→ **Material**
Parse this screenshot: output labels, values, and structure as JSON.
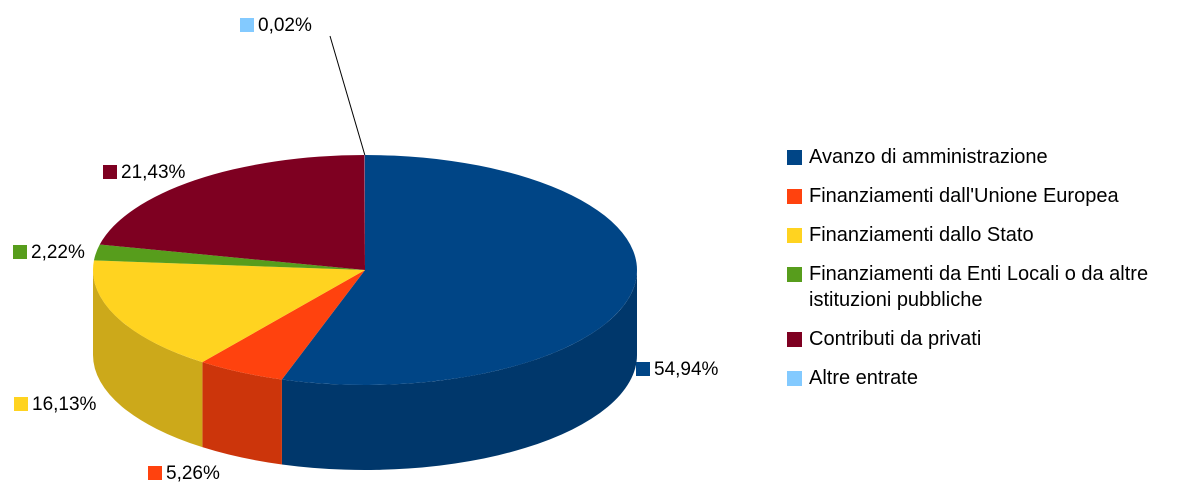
{
  "chart_data": {
    "type": "pie",
    "three_d": true,
    "categories": [
      "Avanzo di amministrazione",
      "Finanziamenti dall'Unione Europea",
      "Finanziamenti dallo Stato",
      "Finanziamenti da Enti Locali o da altre istituzioni pubbliche",
      "Contributi da privati",
      "Altre entrate"
    ],
    "values": [
      54.94,
      5.26,
      16.13,
      2.22,
      21.43,
      0.02
    ],
    "value_labels": [
      "54,94%",
      "5,26%",
      "16,13%",
      "2,22%",
      "21,43%",
      "0,02%"
    ],
    "colors": [
      "#004586",
      "#ff420e",
      "#ffd320",
      "#579d1c",
      "#7e0021",
      "#83caff"
    ],
    "legend": "right"
  }
}
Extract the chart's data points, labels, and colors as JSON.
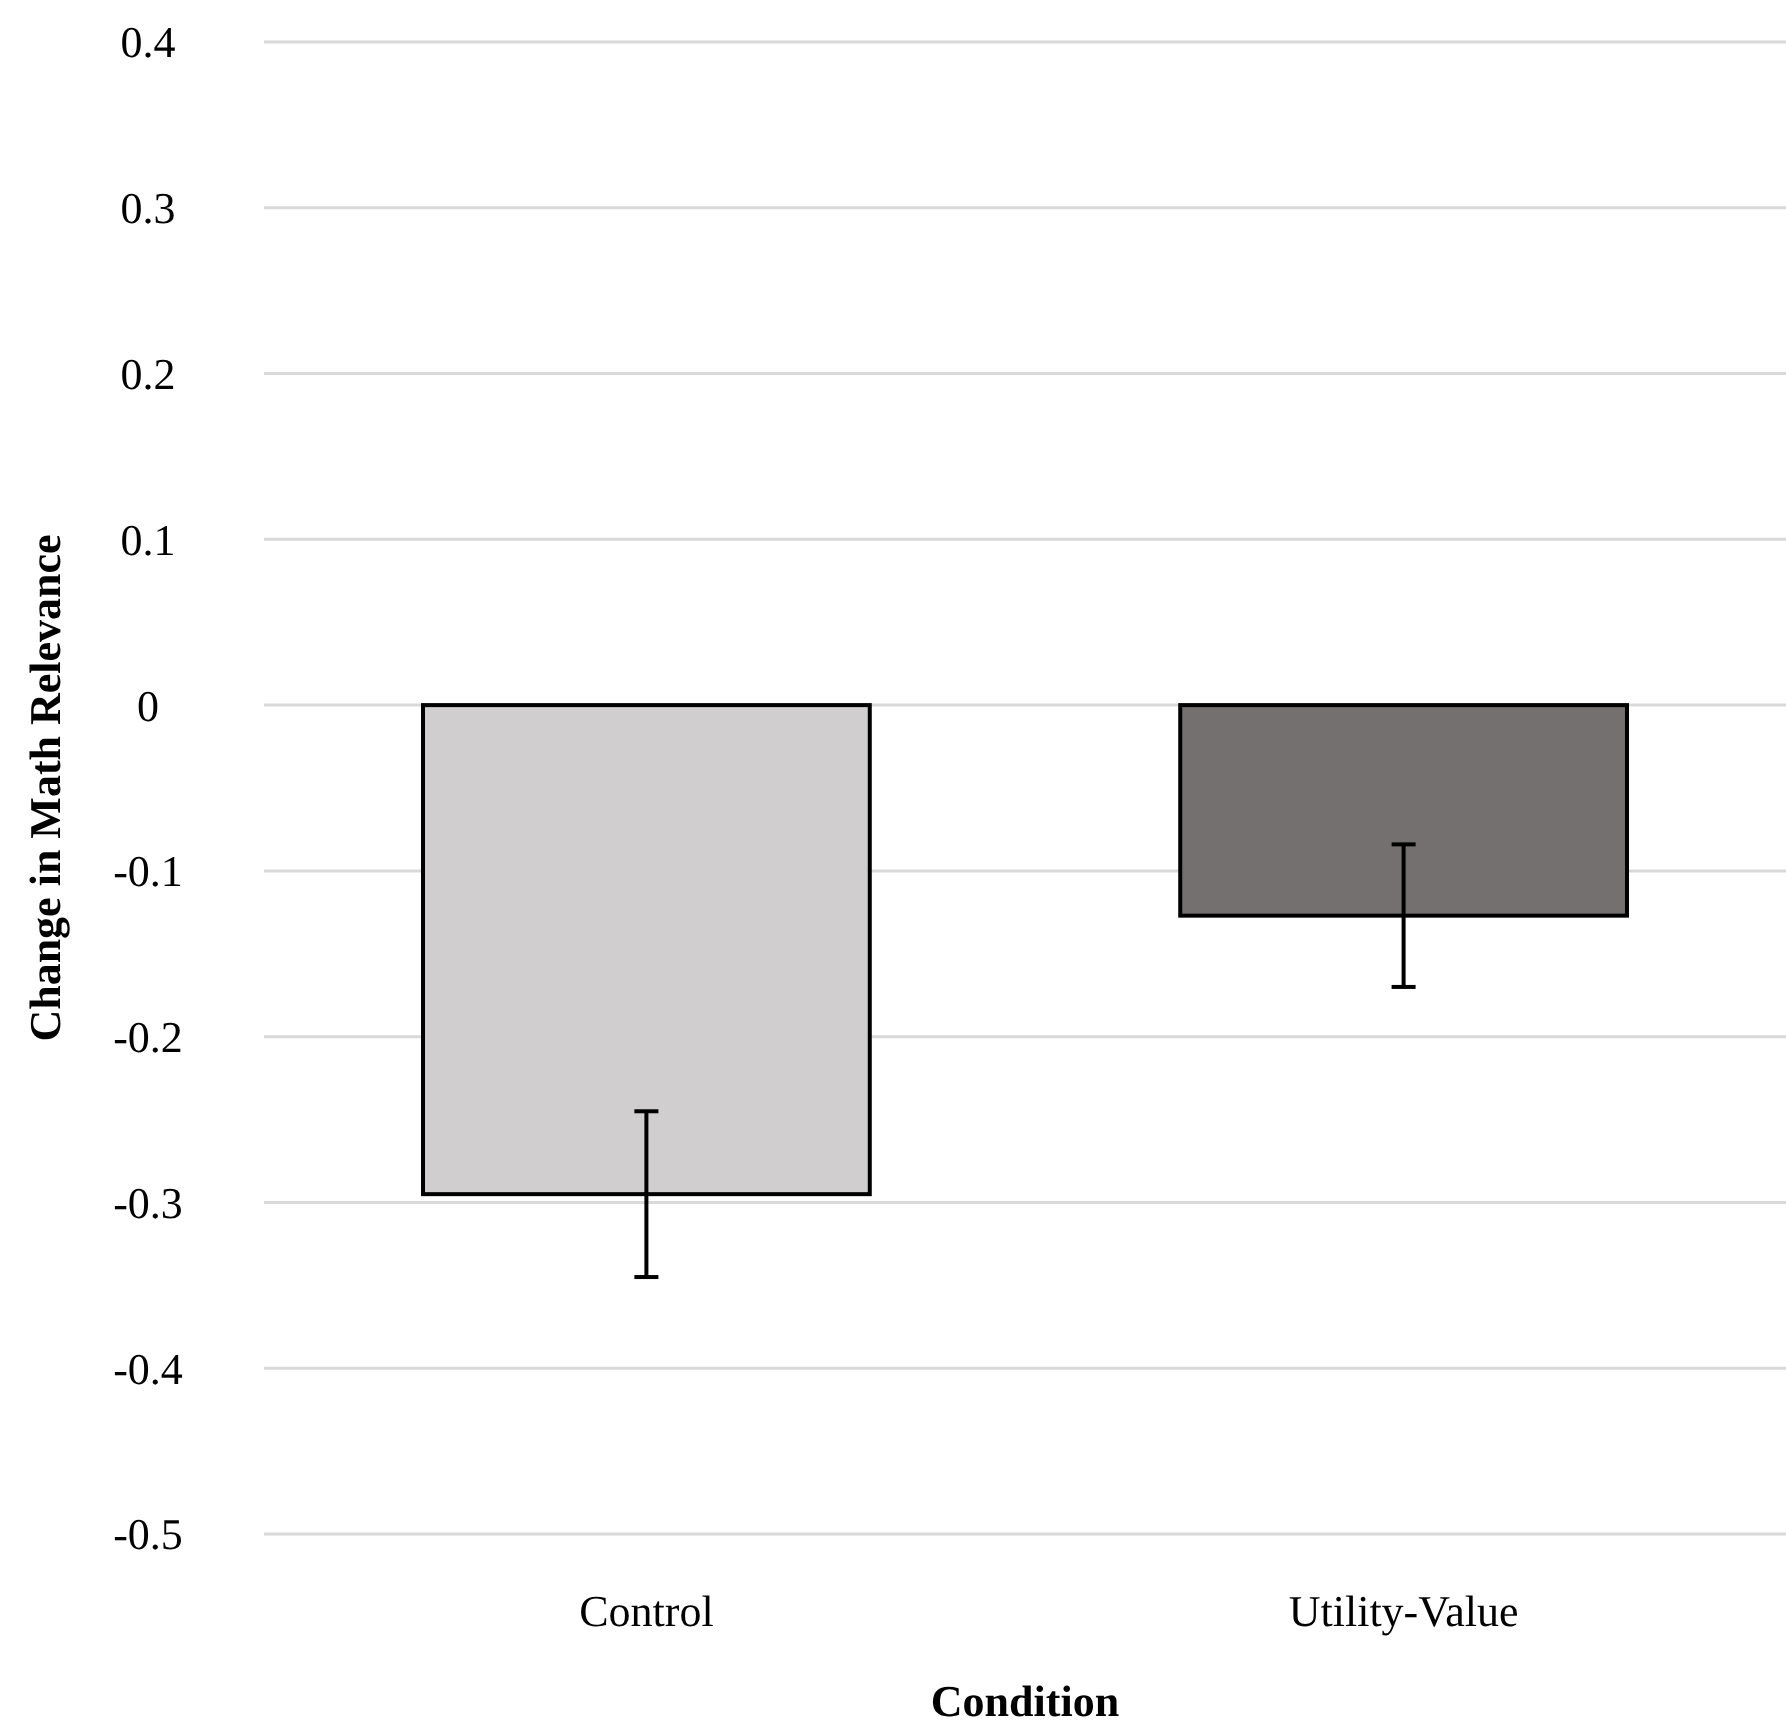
{
  "chart_data": {
    "type": "bar",
    "xlabel": "Condition",
    "ylabel": "Change in Math Relevance",
    "categories": [
      "Control",
      "Utility-Value"
    ],
    "values": [
      -0.295,
      -0.127
    ],
    "errors": [
      0.05,
      0.043
    ],
    "colors": [
      "#d0cecf",
      "#747070"
    ],
    "ylim": [
      -0.5,
      0.4
    ],
    "yticks": [
      -0.5,
      -0.4,
      -0.3,
      -0.2,
      -0.1,
      0,
      0.1,
      0.2,
      0.3,
      0.4
    ],
    "grid": "y"
  }
}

→ **What is being asked**
With the pictures left out, transcribe the material exactly.

→ **Response below**
Parse this screenshot: output labels, values, and structure as JSON.
{
  "chart_data": {
    "type": "pie",
    "three_d": true,
    "categories": [
      "Avanzo di amministrazione",
      "Finanziamenti dall'Unione Europea",
      "Finanziamenti dallo Stato",
      "Finanziamenti da Enti Locali o da altre istituzioni pubbliche",
      "Contributi da privati",
      "Altre entrate"
    ],
    "values": [
      54.94,
      5.26,
      16.13,
      2.22,
      21.43,
      0.02
    ],
    "value_labels": [
      "54,94%",
      "5,26%",
      "16,13%",
      "2,22%",
      "21,43%",
      "0,02%"
    ],
    "colors": [
      "#004586",
      "#ff420e",
      "#ffd320",
      "#579d1c",
      "#7e0021",
      "#83caff"
    ],
    "legend": "right"
  }
}
Extract the chart's data points, labels, and colors as JSON.
{
  "chart_data": {
    "type": "bar",
    "xlabel": "Condition",
    "ylabel": "Change in Math Relevance",
    "categories": [
      "Control",
      "Utility-Value"
    ],
    "values": [
      -0.295,
      -0.127
    ],
    "errors": [
      0.05,
      0.043
    ],
    "colors": [
      "#d0cecf",
      "#747070"
    ],
    "ylim": [
      -0.5,
      0.4
    ],
    "yticks": [
      -0.5,
      -0.4,
      -0.3,
      -0.2,
      -0.1,
      0,
      0.1,
      0.2,
      0.3,
      0.4
    ],
    "grid": "y"
  }
}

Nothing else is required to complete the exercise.